*RECORDS FOR THIS EXERCISE*.
* * * * *

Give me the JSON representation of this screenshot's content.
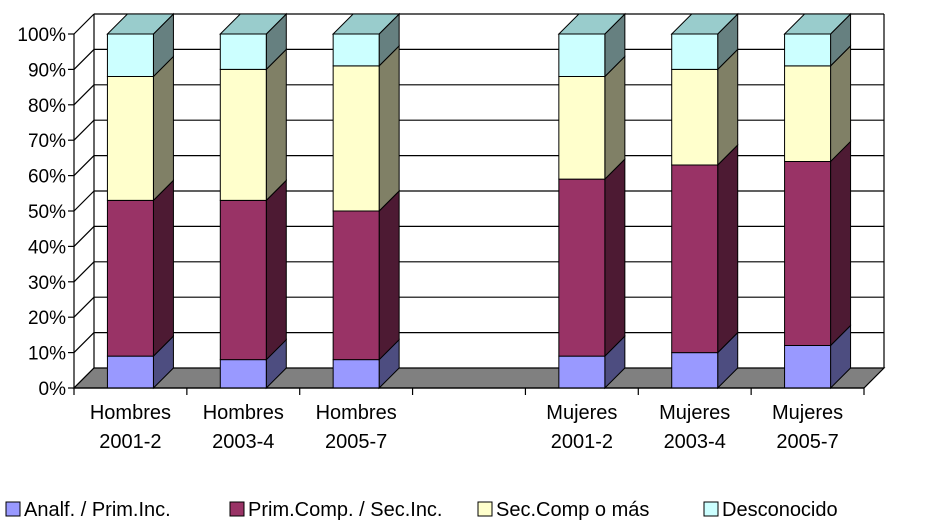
{
  "chart_data": {
    "type": "bar",
    "stacked": true,
    "three_d": true,
    "categories": [
      [
        "Hombres",
        "2001-2"
      ],
      [
        "Hombres",
        "2003-4"
      ],
      [
        "Hombres",
        "2005-7"
      ],
      [
        "",
        ""
      ],
      [
        "Mujeres",
        "2001-2"
      ],
      [
        "Mujeres",
        "2003-4"
      ],
      [
        "Mujeres",
        "2005-7"
      ]
    ],
    "series": [
      {
        "name": "Analf. / Prim.Inc.",
        "values": [
          9,
          8,
          8,
          null,
          9,
          10,
          12
        ]
      },
      {
        "name": "Prim.Comp. / Sec.Inc.",
        "values": [
          44,
          45,
          42,
          null,
          50,
          53,
          52
        ]
      },
      {
        "name": "Sec.Comp o más",
        "values": [
          35,
          37,
          41,
          null,
          29,
          27,
          27
        ]
      },
      {
        "name": "Desconocido",
        "values": [
          12,
          10,
          9,
          null,
          12,
          10,
          9
        ]
      }
    ],
    "colors": {
      "fronts": [
        "#9999ff",
        "#993366",
        "#ffffcc",
        "#ccffff"
      ],
      "sides": [
        "#4d4d80",
        "#4d1a33",
        "#808066",
        "#668080"
      ],
      "tops": [
        "#7a7acc",
        "#7a2952",
        "#ccccaa",
        "#99cccc"
      ],
      "floor": "#808080"
    },
    "y_tick_labels": [
      "0%",
      "10%",
      "20%",
      "30%",
      "40%",
      "50%",
      "60%",
      "70%",
      "80%",
      "90%",
      "100%"
    ],
    "ylim": [
      0,
      100
    ],
    "grid": true,
    "legend": "bottom"
  }
}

* * * * *

*STATED PROBLEM*.
How many lines of the data contain the word "Prim"? Answer with the number alone.

*EXERCISE RESULT*.
2